— BEGIN EXTRACTED RECORDS —

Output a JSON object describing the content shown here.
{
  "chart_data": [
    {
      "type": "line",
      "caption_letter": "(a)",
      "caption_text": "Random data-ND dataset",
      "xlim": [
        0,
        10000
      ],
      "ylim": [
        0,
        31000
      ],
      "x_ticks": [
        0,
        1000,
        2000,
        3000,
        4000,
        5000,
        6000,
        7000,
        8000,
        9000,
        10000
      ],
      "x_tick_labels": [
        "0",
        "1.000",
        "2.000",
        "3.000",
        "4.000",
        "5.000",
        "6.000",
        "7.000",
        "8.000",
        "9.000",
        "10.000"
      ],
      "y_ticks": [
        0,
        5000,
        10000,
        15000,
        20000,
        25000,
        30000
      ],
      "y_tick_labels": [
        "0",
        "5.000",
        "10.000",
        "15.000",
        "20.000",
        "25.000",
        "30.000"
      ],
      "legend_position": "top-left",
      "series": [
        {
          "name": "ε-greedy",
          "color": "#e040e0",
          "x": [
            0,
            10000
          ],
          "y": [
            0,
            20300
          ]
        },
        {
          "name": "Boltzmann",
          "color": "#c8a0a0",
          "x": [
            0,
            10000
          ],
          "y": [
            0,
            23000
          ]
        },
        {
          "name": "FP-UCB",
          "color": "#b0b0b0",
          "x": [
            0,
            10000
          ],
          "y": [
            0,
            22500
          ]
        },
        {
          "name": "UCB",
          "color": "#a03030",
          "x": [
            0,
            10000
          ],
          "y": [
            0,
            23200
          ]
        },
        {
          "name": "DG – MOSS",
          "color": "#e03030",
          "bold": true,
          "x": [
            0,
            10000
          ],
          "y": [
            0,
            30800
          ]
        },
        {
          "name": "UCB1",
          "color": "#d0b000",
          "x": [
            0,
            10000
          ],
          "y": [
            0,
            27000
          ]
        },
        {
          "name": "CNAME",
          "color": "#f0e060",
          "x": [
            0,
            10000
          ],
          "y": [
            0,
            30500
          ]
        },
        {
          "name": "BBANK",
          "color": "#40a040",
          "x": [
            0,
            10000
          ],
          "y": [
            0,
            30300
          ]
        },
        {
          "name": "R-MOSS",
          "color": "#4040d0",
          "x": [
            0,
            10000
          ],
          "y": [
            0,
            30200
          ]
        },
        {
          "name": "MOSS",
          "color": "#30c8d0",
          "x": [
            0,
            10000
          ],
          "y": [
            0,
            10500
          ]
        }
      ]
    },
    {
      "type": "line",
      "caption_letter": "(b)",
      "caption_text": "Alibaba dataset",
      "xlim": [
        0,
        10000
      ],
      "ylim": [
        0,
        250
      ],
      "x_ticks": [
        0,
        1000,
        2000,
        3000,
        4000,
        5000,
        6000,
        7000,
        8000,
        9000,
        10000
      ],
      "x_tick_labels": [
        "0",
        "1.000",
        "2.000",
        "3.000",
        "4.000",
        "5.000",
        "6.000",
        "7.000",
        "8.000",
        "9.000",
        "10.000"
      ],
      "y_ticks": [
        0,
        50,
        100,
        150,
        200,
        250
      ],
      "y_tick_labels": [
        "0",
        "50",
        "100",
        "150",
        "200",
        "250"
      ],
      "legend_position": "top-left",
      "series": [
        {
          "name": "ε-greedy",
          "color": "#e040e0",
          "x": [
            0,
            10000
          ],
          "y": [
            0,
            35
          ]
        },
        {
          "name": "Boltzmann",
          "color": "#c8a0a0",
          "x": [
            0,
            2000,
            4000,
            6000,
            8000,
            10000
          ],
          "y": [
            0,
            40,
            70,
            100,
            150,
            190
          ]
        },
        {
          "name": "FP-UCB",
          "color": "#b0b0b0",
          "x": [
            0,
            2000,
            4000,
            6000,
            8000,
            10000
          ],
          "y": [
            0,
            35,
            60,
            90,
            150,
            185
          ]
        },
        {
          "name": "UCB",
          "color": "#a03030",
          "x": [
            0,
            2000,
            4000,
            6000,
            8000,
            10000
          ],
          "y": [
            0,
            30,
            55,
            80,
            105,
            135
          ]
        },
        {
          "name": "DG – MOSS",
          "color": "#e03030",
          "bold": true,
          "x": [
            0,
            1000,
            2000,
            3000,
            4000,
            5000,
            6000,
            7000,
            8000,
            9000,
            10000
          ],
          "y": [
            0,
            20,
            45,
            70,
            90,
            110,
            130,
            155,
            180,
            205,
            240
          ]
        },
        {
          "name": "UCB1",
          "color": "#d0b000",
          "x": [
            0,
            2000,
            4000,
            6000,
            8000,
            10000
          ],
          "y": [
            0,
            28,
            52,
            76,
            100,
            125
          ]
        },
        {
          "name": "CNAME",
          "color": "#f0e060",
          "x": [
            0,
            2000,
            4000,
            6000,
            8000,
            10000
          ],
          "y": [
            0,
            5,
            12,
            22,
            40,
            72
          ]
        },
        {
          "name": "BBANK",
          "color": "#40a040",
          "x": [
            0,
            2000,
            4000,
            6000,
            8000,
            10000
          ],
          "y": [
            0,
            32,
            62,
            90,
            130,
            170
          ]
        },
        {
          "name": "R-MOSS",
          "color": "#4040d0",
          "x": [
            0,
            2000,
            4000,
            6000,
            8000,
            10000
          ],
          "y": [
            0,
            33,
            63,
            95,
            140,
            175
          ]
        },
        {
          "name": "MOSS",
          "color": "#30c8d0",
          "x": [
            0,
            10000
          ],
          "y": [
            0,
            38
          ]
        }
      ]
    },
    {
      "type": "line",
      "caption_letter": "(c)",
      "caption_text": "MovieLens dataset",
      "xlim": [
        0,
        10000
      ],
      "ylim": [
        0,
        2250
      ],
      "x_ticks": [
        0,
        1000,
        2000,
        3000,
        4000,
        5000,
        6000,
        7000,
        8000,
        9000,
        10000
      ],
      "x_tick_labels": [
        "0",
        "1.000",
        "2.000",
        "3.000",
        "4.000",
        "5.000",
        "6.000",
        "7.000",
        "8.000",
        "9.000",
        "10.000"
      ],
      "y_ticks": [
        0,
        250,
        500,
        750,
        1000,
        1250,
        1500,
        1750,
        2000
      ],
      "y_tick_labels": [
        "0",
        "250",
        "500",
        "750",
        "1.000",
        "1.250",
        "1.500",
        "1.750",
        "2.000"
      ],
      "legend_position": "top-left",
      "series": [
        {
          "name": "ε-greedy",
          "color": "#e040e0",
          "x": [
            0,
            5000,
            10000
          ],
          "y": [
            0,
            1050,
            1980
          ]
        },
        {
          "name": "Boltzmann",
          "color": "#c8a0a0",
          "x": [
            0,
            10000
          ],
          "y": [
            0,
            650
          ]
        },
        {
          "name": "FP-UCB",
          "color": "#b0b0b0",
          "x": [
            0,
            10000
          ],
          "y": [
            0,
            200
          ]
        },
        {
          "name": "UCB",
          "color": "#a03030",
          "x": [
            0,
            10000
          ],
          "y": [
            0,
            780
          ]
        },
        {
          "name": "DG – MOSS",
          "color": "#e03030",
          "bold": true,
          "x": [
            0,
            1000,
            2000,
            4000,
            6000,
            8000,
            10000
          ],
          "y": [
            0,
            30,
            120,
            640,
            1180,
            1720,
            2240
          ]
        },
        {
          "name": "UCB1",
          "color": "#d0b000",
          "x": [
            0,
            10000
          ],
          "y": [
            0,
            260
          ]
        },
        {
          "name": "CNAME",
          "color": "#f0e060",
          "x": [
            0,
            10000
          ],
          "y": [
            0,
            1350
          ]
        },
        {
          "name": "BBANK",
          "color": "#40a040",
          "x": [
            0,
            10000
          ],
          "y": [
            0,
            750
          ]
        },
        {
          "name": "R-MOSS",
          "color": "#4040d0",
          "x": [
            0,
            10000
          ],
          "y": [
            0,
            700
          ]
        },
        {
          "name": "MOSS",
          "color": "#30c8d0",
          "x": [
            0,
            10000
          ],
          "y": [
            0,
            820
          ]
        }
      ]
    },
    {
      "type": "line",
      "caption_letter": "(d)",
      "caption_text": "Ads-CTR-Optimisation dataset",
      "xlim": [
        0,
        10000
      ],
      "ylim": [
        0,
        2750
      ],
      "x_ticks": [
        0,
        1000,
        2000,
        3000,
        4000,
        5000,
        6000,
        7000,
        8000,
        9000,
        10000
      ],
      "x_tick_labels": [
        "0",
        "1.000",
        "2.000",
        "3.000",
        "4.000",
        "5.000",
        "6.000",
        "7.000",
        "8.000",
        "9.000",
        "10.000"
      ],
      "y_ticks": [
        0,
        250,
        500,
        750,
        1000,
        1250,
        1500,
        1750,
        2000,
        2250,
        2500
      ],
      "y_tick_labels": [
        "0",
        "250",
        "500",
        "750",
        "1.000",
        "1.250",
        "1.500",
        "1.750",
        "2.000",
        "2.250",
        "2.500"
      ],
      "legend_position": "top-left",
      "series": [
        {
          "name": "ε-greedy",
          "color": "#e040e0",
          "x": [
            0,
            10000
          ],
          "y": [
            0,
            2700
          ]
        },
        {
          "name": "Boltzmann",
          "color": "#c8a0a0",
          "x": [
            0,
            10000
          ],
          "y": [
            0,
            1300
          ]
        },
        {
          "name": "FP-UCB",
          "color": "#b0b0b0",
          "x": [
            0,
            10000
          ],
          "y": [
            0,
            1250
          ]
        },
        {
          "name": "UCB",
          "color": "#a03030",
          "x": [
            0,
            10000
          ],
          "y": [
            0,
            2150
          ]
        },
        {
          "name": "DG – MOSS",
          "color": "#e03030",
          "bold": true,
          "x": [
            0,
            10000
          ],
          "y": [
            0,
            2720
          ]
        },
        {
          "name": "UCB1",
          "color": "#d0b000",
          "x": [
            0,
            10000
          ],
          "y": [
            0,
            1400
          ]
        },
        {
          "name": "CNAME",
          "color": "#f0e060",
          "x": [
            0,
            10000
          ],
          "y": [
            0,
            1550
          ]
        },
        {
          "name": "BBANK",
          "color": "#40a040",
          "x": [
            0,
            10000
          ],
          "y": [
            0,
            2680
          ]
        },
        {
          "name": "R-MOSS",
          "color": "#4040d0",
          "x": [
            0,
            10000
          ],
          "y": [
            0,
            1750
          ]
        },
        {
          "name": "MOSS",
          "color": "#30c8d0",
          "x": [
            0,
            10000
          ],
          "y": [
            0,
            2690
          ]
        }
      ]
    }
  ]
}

— END EXTRACTED RECORDS —

§ **WHAT YOU ARE ASKED TO DO**
Search the lines above for the string "dataset" and copy each line that has it.

§ **RESULT OF THIS EXERCISE**
      "caption_text": "Random data-ND dataset",
      "caption_text": "Alibaba dataset",
      "caption_text": "MovieLens dataset",
      "caption_text": "Ads-CTR-Optimisation dataset",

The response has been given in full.